--- PROBLEM REQUIREMENTS ---
Leaving out the pictures, transcribe all of the records faithfully.

--- RECORDS SUPPLIED ---
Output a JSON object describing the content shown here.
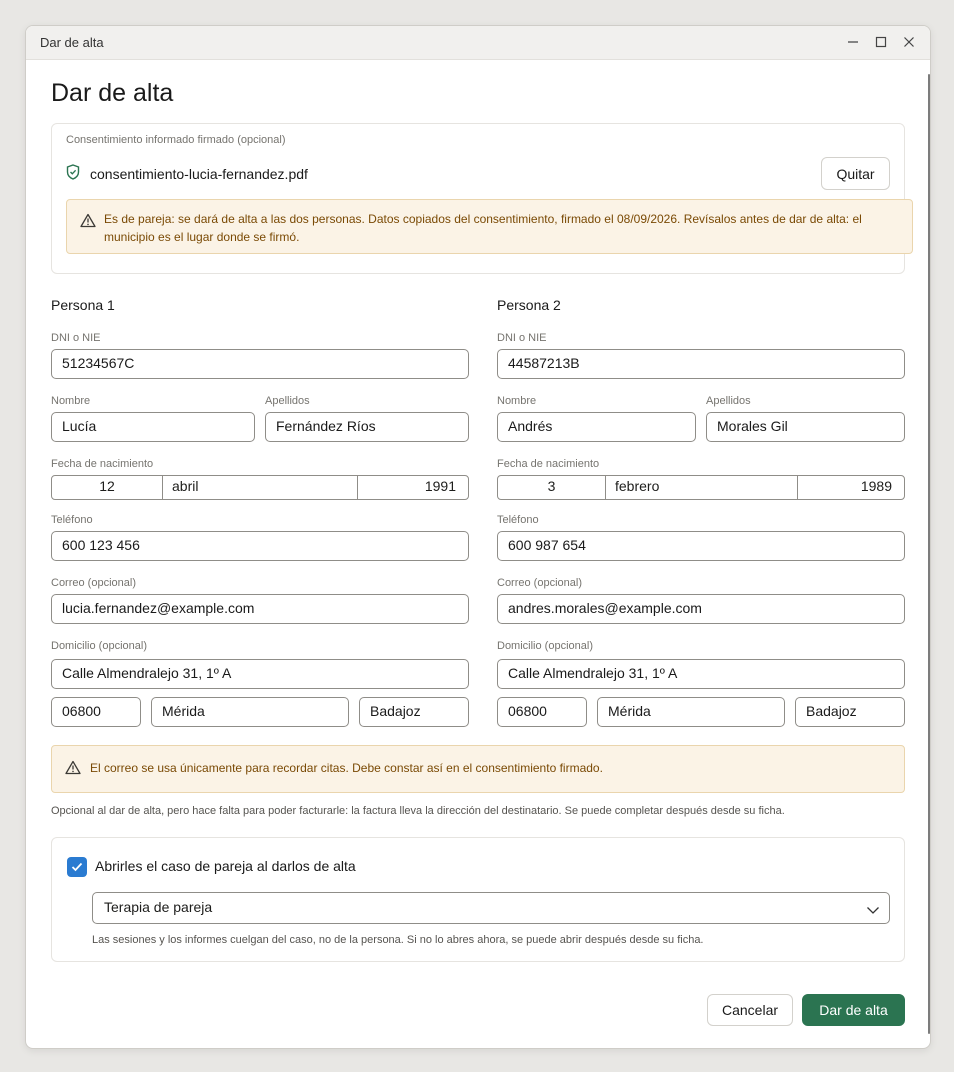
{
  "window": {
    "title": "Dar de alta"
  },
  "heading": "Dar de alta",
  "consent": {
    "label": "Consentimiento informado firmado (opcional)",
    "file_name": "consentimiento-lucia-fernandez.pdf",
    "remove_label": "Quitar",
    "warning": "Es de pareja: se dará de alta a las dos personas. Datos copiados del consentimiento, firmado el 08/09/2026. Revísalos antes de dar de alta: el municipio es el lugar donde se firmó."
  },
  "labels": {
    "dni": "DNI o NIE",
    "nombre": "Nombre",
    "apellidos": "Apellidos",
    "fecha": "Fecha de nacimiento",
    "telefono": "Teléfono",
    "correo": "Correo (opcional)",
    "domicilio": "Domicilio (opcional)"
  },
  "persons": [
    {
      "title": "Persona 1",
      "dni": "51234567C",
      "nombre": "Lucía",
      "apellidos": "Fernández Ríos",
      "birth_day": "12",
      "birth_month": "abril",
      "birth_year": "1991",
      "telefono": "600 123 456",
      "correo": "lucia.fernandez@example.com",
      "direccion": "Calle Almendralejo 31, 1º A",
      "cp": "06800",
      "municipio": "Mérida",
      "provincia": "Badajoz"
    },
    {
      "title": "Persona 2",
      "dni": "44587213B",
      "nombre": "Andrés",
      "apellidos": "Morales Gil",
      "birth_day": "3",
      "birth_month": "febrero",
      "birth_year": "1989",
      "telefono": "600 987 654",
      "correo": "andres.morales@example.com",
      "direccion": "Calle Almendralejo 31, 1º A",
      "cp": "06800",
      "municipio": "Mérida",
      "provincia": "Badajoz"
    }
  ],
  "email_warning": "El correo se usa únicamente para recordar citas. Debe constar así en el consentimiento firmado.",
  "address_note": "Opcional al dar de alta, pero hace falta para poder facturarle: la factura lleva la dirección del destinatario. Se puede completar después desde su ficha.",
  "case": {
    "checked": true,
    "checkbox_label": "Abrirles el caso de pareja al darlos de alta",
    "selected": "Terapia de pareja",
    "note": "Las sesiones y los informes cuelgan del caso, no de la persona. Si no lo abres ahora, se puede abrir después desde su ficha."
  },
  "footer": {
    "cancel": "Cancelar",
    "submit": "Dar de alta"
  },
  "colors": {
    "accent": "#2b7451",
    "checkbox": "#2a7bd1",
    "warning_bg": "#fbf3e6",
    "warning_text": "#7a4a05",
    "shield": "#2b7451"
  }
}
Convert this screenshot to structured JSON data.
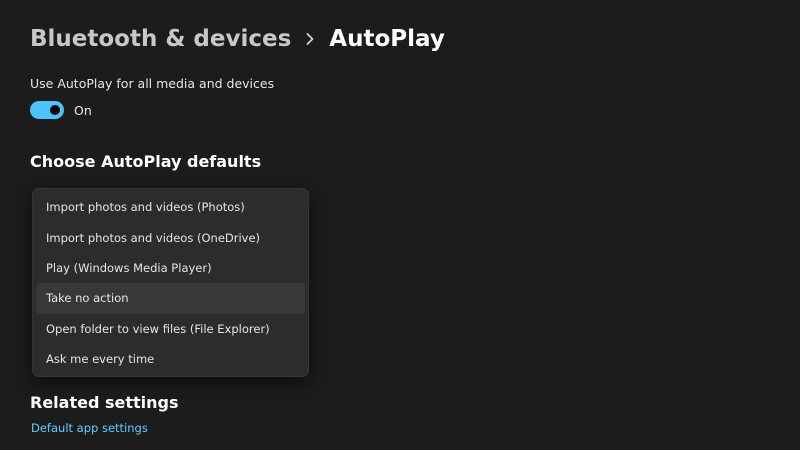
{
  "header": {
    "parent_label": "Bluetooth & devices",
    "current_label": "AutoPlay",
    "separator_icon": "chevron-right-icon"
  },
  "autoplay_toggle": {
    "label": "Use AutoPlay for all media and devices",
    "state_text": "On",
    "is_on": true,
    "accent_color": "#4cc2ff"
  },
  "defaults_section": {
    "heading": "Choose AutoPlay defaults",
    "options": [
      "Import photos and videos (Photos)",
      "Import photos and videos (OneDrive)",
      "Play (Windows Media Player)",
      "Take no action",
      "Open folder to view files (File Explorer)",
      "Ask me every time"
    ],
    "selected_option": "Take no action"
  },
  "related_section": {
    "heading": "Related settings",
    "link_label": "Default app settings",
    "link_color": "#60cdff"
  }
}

--- ANSWER TO THIS EXERCISE ---
Output a JSON object describing the content shown here.
{
  "window": {
    "title": "Dar de alta"
  },
  "heading": "Dar de alta",
  "consent": {
    "label": "Consentimiento informado firmado (opcional)",
    "file_name": "consentimiento-lucia-fernandez.pdf",
    "remove_label": "Quitar",
    "warning": "Es de pareja: se dará de alta a las dos personas. Datos copiados del consentimiento, firmado el 08/09/2026. Revísalos antes de dar de alta: el municipio es el lugar donde se firmó."
  },
  "labels": {
    "dni": "DNI o NIE",
    "nombre": "Nombre",
    "apellidos": "Apellidos",
    "fecha": "Fecha de nacimiento",
    "telefono": "Teléfono",
    "correo": "Correo (opcional)",
    "domicilio": "Domicilio (opcional)"
  },
  "persons": [
    {
      "title": "Persona 1",
      "dni": "51234567C",
      "nombre": "Lucía",
      "apellidos": "Fernández Ríos",
      "birth_day": "12",
      "birth_month": "abril",
      "birth_year": "1991",
      "telefono": "600 123 456",
      "correo": "lucia.fernandez@example.com",
      "direccion": "Calle Almendralejo 31, 1º A",
      "cp": "06800",
      "municipio": "Mérida",
      "provincia": "Badajoz"
    },
    {
      "title": "Persona 2",
      "dni": "44587213B",
      "nombre": "Andrés",
      "apellidos": "Morales Gil",
      "birth_day": "3",
      "birth_month": "febrero",
      "birth_year": "1989",
      "telefono": "600 987 654",
      "correo": "andres.morales@example.com",
      "direccion": "Calle Almendralejo 31, 1º A",
      "cp": "06800",
      "municipio": "Mérida",
      "provincia": "Badajoz"
    }
  ],
  "email_warning": "El correo se usa únicamente para recordar citas. Debe constar así en el consentimiento firmado.",
  "address_note": "Opcional al dar de alta, pero hace falta para poder facturarle: la factura lleva la dirección del destinatario. Se puede completar después desde su ficha.",
  "case": {
    "checked": true,
    "checkbox_label": "Abrirles el caso de pareja al darlos de alta",
    "selected": "Terapia de pareja",
    "note": "Las sesiones y los informes cuelgan del caso, no de la persona. Si no lo abres ahora, se puede abrir después desde su ficha."
  },
  "footer": {
    "cancel": "Cancelar",
    "submit": "Dar de alta"
  },
  "colors": {
    "accent": "#2b7451",
    "checkbox": "#2a7bd1",
    "warning_bg": "#fbf3e6",
    "warning_text": "#7a4a05",
    "shield": "#2b7451"
  }
}
Convert this screenshot to structured JSON data.
{
  "header": {
    "parent_label": "Bluetooth & devices",
    "current_label": "AutoPlay",
    "separator_icon": "chevron-right-icon"
  },
  "autoplay_toggle": {
    "label": "Use AutoPlay for all media and devices",
    "state_text": "On",
    "is_on": true,
    "accent_color": "#4cc2ff"
  },
  "defaults_section": {
    "heading": "Choose AutoPlay defaults",
    "options": [
      "Import photos and videos (Photos)",
      "Import photos and videos (OneDrive)",
      "Play (Windows Media Player)",
      "Take no action",
      "Open folder to view files (File Explorer)",
      "Ask me every time"
    ],
    "selected_option": "Take no action"
  },
  "related_section": {
    "heading": "Related settings",
    "link_label": "Default app settings",
    "link_color": "#60cdff"
  }
}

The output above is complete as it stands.